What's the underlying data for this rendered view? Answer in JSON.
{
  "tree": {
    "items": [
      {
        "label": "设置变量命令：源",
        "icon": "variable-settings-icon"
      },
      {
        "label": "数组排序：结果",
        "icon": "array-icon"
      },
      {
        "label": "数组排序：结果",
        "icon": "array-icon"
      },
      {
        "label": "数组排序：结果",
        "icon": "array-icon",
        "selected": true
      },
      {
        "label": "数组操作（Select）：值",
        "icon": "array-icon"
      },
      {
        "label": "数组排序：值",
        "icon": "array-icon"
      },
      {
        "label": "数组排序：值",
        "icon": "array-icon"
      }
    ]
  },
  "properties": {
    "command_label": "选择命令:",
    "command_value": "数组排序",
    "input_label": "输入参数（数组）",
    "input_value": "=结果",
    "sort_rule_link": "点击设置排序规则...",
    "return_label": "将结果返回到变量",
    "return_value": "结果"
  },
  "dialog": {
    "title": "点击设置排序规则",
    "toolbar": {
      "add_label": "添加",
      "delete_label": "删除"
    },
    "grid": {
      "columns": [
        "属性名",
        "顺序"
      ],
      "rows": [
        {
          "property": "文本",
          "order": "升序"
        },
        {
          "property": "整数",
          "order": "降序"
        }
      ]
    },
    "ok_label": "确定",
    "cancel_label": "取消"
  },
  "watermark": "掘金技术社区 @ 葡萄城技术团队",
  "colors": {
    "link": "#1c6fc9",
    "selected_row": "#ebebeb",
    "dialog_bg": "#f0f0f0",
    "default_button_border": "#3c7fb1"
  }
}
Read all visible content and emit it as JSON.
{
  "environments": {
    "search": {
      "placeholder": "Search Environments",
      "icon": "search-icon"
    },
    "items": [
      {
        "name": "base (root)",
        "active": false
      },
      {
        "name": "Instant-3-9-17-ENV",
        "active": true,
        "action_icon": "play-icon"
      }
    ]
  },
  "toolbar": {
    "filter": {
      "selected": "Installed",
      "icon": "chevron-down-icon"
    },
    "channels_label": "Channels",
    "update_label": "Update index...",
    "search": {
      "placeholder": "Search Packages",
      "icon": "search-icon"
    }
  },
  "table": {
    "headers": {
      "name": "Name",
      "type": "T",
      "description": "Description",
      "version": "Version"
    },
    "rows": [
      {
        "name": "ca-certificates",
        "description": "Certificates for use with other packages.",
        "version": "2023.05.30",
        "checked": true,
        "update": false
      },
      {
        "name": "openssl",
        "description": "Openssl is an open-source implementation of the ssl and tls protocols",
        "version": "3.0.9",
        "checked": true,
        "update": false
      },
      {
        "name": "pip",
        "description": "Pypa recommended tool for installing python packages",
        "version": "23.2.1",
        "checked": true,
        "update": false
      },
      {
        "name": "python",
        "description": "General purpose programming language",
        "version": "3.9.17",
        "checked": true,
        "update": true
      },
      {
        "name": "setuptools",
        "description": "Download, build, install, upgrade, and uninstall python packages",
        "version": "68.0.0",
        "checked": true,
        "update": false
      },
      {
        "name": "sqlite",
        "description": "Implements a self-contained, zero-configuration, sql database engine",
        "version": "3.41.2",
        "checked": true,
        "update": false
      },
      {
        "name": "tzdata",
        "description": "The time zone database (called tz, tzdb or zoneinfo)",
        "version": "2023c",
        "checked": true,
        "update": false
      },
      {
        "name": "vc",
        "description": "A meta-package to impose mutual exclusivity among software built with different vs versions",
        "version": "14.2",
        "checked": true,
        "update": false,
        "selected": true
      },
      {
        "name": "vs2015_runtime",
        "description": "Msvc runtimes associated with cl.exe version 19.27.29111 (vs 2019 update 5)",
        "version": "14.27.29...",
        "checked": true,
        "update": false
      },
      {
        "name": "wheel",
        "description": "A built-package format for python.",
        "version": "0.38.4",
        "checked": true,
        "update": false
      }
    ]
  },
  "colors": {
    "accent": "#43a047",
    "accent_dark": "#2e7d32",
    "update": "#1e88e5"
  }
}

+++

Please return the data above exactly as given.

What's the underlying data for this rendered view? Answer in JSON.
{
  "tree": {
    "items": [
      {
        "label": "设置变量命令：源",
        "icon": "variable-settings-icon"
      },
      {
        "label": "数组排序：结果",
        "icon": "array-icon"
      },
      {
        "label": "数组排序：结果",
        "icon": "array-icon"
      },
      {
        "label": "数组排序：结果",
        "icon": "array-icon",
        "selected": true
      },
      {
        "label": "数组操作（Select）：值",
        "icon": "array-icon"
      },
      {
        "label": "数组排序：值",
        "icon": "array-icon"
      },
      {
        "label": "数组排序：值",
        "icon": "array-icon"
      }
    ]
  },
  "properties": {
    "command_label": "选择命令:",
    "command_value": "数组排序",
    "input_label": "输入参数（数组）",
    "input_value": "=结果",
    "sort_rule_link": "点击设置排序规则...",
    "return_label": "将结果返回到变量",
    "return_value": "结果"
  },
  "dialog": {
    "title": "点击设置排序规则",
    "toolbar": {
      "add_label": "添加",
      "delete_label": "删除"
    },
    "grid": {
      "columns": [
        "属性名",
        "顺序"
      ],
      "rows": [
        {
          "property": "文本",
          "order": "升序"
        },
        {
          "property": "整数",
          "order": "降序"
        }
      ]
    },
    "ok_label": "确定",
    "cancel_label": "取消"
  },
  "watermark": "掘金技术社区 @ 葡萄城技术团队",
  "colors": {
    "link": "#1c6fc9",
    "selected_row": "#ebebeb",
    "dialog_bg": "#f0f0f0",
    "default_button_border": "#3c7fb1"
  }
}
Read all visible content and emit it as JSON.
{
  "environments": {
    "search": {
      "placeholder": "Search Environments",
      "icon": "search-icon"
    },
    "items": [
      {
        "name": "base (root)",
        "active": false
      },
      {
        "name": "Instant-3-9-17-ENV",
        "active": true,
        "action_icon": "play-icon"
      }
    ]
  },
  "toolbar": {
    "filter": {
      "selected": "Installed",
      "icon": "chevron-down-icon"
    },
    "channels_label": "Channels",
    "update_label": "Update index...",
    "search": {
      "placeholder": "Search Packages",
      "icon": "search-icon"
    }
  },
  "table": {
    "headers": {
      "name": "Name",
      "type": "T",
      "description": "Description",
      "version": "Version"
    },
    "rows": [
      {
        "name": "ca-certificates",
        "description": "Certificates for use with other packages.",
        "version": "2023.05.30",
        "checked": true,
        "update": false
      },
      {
        "name": "openssl",
        "description": "Openssl is an open-source implementation of the ssl and tls protocols",
        "version": "3.0.9",
        "checked": true,
        "update": false
      },
      {
        "name": "pip",
        "description": "Pypa recommended tool for installing python packages",
        "version": "23.2.1",
        "checked": true,
        "update": false
      },
      {
        "name": "python",
        "description": "General purpose programming language",
        "version": "3.9.17",
        "checked": true,
        "update": true
      },
      {
        "name": "setuptools",
        "description": "Download, build, install, upgrade, and uninstall python packages",
        "version": "68.0.0",
        "checked": true,
        "update": false
      },
      {
        "name": "sqlite",
        "description": "Implements a self-contained, zero-configuration, sql database engine",
        "version": "3.41.2",
        "checked": true,
        "update": false
      },
      {
        "name": "tzdata",
        "description": "The time zone database (called tz, tzdb or zoneinfo)",
        "version": "2023c",
        "checked": true,
        "update": false
      },
      {
        "name": "vc",
        "description": "A meta-package to impose mutual exclusivity among software built with different vs versions",
        "version": "14.2",
        "checked": true,
        "update": false,
        "selected": true
      },
      {
        "name": "vs2015_runtime",
        "description": "Msvc runtimes associated with cl.exe version 19.27.29111 (vs 2019 update 5)",
        "version": "14.27.29...",
        "checked": true,
        "update": false
      },
      {
        "name": "wheel",
        "description": "A built-package format for python.",
        "version": "0.38.4",
        "checked": true,
        "update": false
      }
    ]
  },
  "colors": {
    "accent": "#43a047",
    "accent_dark": "#2e7d32",
    "update": "#1e88e5"
  }
}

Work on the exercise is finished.